__GIVEN EXERCISE__
Pull every line holding the string "text" from the records below.

__Data records__
☆ ☆ ☆ ☆
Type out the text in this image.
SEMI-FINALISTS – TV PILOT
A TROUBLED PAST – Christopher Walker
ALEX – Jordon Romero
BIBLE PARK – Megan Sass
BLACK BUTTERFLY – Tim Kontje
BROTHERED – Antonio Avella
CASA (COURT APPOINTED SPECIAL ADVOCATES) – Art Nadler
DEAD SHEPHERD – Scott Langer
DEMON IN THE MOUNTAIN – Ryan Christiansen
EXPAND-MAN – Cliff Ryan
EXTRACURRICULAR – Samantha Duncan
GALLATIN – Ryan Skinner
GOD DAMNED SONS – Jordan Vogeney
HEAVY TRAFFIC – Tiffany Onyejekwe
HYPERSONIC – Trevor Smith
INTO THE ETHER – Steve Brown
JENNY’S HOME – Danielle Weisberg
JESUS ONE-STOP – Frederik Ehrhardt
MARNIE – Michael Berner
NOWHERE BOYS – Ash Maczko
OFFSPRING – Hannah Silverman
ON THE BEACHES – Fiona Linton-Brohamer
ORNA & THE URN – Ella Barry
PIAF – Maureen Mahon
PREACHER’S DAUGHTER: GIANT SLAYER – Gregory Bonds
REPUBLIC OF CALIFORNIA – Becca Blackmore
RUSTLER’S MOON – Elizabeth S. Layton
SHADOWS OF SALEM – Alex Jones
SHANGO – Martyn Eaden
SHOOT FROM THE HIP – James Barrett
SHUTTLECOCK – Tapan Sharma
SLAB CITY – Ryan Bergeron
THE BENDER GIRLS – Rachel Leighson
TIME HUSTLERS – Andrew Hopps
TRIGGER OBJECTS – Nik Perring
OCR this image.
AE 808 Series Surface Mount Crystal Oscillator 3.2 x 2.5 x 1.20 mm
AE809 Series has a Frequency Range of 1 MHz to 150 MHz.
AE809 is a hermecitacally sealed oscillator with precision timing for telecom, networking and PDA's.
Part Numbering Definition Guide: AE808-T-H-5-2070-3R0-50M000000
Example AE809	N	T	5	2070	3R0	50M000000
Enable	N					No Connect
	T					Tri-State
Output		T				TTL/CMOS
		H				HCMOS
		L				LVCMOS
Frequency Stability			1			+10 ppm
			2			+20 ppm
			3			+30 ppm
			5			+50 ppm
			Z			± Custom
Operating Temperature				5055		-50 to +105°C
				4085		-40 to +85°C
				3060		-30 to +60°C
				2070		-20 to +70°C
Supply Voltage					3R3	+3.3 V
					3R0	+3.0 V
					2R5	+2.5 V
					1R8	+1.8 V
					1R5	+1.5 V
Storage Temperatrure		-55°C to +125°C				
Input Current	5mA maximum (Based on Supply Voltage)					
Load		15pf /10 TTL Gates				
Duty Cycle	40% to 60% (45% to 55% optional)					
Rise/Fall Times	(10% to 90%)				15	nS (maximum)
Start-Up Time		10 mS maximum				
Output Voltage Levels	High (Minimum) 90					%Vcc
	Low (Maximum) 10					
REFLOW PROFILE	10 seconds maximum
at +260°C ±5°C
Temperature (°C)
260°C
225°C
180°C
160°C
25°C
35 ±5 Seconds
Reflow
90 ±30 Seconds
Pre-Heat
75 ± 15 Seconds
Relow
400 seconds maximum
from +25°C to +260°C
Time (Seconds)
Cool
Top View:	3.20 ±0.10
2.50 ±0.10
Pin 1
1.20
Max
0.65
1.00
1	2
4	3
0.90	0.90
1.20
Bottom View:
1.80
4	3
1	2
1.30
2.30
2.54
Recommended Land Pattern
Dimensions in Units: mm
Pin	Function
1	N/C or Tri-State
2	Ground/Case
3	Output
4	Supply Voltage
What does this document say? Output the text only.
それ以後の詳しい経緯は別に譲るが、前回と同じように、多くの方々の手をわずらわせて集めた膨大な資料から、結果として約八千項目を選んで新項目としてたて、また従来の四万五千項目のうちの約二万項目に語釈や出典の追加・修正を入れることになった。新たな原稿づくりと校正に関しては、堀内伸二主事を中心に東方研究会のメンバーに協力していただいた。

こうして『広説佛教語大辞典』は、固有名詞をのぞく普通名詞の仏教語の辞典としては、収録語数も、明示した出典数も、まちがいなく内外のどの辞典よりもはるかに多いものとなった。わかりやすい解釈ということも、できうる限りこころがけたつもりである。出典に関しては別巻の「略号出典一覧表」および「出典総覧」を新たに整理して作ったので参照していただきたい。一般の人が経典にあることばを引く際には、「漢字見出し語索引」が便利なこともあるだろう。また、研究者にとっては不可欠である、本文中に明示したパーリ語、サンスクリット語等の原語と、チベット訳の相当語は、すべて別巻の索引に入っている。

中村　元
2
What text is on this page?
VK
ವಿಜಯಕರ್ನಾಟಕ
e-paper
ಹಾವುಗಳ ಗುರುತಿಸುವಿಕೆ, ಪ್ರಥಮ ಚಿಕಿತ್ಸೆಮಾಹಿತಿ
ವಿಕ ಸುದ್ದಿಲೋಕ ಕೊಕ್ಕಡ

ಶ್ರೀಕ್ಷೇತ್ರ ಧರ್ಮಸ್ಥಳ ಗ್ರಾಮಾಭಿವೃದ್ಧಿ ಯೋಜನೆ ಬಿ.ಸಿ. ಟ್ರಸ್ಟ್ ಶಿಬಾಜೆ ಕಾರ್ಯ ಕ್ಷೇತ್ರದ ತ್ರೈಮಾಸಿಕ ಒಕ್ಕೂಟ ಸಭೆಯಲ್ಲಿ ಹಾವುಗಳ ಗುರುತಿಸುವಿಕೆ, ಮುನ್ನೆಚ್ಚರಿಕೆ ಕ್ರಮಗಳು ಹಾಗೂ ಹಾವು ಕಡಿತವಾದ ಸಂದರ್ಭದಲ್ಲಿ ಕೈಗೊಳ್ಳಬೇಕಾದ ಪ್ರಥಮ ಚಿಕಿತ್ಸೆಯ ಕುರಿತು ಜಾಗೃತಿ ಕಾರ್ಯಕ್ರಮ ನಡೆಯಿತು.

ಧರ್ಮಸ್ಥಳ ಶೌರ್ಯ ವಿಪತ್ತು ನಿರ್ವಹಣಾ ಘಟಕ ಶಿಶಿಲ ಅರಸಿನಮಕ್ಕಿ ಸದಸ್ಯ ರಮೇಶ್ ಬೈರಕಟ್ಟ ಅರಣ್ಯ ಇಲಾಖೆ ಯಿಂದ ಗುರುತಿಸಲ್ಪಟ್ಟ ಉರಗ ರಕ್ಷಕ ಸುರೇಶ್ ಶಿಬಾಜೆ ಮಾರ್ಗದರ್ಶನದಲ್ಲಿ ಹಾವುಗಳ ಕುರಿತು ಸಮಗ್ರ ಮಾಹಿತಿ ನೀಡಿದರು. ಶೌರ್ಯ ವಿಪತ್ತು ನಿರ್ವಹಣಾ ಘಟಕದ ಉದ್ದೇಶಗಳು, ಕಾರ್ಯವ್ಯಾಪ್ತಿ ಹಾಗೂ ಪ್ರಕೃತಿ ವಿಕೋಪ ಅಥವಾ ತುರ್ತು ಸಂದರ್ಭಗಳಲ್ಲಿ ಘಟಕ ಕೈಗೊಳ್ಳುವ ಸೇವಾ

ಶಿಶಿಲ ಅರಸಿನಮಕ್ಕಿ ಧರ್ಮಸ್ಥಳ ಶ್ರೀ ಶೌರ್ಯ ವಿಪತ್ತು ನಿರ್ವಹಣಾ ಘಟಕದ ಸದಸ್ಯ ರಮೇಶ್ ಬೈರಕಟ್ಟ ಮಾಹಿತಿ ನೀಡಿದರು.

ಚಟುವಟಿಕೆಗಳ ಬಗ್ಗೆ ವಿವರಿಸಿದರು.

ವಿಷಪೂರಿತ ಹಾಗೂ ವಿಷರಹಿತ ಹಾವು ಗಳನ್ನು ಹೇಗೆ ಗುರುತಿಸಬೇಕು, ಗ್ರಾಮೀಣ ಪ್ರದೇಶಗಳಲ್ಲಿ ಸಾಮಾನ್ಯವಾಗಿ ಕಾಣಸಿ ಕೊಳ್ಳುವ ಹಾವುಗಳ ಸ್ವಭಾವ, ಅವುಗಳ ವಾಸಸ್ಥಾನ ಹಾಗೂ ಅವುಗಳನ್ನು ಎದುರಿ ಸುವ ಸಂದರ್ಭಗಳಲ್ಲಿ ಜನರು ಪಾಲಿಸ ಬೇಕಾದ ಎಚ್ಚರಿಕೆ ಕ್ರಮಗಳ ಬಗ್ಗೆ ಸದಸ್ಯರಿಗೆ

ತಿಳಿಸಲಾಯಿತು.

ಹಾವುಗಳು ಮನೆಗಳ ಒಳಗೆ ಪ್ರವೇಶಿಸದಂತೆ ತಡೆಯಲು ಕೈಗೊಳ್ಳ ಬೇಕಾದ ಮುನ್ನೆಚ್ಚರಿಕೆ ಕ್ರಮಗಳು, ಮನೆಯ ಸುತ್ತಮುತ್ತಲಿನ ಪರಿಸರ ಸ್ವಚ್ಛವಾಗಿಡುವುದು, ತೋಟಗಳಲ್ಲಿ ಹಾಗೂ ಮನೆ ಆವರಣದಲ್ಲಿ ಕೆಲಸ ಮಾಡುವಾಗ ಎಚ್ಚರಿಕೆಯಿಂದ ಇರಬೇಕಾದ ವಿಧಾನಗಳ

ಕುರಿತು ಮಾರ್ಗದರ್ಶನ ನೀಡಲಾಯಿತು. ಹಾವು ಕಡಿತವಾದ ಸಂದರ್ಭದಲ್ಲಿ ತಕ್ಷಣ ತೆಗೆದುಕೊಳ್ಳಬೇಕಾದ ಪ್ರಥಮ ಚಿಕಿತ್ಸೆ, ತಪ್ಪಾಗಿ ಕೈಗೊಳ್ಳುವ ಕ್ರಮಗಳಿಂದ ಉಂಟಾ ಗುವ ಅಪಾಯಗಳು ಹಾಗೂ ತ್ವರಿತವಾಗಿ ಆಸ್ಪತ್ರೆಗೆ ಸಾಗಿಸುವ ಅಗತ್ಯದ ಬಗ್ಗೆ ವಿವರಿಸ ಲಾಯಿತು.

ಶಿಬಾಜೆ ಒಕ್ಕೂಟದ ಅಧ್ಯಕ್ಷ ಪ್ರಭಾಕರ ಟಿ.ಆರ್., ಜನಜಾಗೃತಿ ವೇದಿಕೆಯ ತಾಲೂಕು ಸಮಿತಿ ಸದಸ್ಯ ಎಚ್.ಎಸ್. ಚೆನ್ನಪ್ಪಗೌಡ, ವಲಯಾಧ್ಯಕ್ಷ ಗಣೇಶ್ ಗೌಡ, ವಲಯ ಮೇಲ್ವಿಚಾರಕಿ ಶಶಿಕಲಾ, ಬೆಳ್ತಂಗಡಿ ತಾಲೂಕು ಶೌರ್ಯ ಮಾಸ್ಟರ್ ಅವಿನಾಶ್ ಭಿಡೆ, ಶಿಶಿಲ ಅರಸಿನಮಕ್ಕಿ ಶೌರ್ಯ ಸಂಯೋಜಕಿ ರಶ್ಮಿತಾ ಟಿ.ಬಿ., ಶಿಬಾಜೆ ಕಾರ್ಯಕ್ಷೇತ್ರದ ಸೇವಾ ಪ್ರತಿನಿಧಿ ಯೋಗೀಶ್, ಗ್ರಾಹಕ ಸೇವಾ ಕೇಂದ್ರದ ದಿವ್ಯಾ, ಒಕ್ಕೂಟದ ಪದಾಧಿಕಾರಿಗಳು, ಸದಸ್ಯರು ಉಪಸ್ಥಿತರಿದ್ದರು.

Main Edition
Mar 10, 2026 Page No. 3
☆ ☆ ☆ ☆
__SOLUTION TO THIS TASK__
Type out the text in this image.
What does this document say? Output the text only.
What text is on this page?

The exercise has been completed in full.